--- Exercise goal ---
Repeat each entry in full, exactly.

--- Extracted material ---

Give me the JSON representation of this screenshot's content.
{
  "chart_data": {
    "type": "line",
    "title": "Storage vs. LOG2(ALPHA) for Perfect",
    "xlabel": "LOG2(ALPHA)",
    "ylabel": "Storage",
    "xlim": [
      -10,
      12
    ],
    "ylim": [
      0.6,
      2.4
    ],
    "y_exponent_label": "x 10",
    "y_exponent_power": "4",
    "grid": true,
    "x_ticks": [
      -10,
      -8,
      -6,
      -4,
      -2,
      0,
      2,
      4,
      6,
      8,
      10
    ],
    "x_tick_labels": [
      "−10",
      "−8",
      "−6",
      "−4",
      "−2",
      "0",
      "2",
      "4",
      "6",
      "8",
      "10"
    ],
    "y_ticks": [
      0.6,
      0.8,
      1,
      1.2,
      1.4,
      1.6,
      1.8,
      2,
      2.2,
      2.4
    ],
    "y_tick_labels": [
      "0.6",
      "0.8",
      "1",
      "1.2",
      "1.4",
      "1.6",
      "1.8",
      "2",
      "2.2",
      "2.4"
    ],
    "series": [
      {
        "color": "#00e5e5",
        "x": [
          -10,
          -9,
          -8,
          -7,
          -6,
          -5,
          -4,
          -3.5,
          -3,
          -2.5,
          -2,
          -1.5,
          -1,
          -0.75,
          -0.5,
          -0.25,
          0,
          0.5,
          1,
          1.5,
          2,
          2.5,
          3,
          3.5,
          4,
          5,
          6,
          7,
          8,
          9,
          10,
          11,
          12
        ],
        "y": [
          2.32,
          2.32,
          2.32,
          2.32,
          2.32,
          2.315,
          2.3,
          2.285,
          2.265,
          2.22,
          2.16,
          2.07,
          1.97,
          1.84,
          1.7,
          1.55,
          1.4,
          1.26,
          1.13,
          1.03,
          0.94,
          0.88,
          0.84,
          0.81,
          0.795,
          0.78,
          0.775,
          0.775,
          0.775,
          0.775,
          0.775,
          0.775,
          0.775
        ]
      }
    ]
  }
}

--- Output below ---
Give me the JSON representation of this screenshot's content.
{
  "chart_data": {
    "type": "line",
    "title": "Storage vs. LOG2(ALPHA) for Perfect",
    "xlabel": "LOG2(ALPHA)",
    "ylabel": "Storage",
    "xlim": [
      -10,
      12
    ],
    "ylim": [
      0.6,
      2.4
    ],
    "y_exponent_label": "x 10",
    "y_exponent_power": "4",
    "grid": true,
    "x_ticks": [
      -10,
      -8,
      -6,
      -4,
      -2,
      0,
      2,
      4,
      6,
      8,
      10
    ],
    "x_tick_labels": [
      "−10",
      "−8",
      "−6",
      "−4",
      "−2",
      "0",
      "2",
      "4",
      "6",
      "8",
      "10"
    ],
    "y_ticks": [
      0.6,
      0.8,
      1,
      1.2,
      1.4,
      1.6,
      1.8,
      2,
      2.2,
      2.4
    ],
    "y_tick_labels": [
      "0.6",
      "0.8",
      "1",
      "1.2",
      "1.4",
      "1.6",
      "1.8",
      "2",
      "2.2",
      "2.4"
    ],
    "series": [
      {
        "color": "#00e5e5",
        "x": [
          -10,
          -9,
          -8,
          -7,
          -6,
          -5,
          -4,
          -3.5,
          -3,
          -2.5,
          -2,
          -1.5,
          -1,
          -0.75,
          -0.5,
          -0.25,
          0,
          0.5,
          1,
          1.5,
          2,
          2.5,
          3,
          3.5,
          4,
          5,
          6,
          7,
          8,
          9,
          10,
          11,
          12
        ],
        "y": [
          2.32,
          2.32,
          2.32,
          2.32,
          2.32,
          2.315,
          2.3,
          2.285,
          2.265,
          2.22,
          2.16,
          2.07,
          1.97,
          1.84,
          1.7,
          1.55,
          1.4,
          1.26,
          1.13,
          1.03,
          0.94,
          0.88,
          0.84,
          0.81,
          0.795,
          0.78,
          0.775,
          0.775,
          0.775,
          0.775,
          0.775,
          0.775,
          0.775
        ]
      }
    ]
  }
}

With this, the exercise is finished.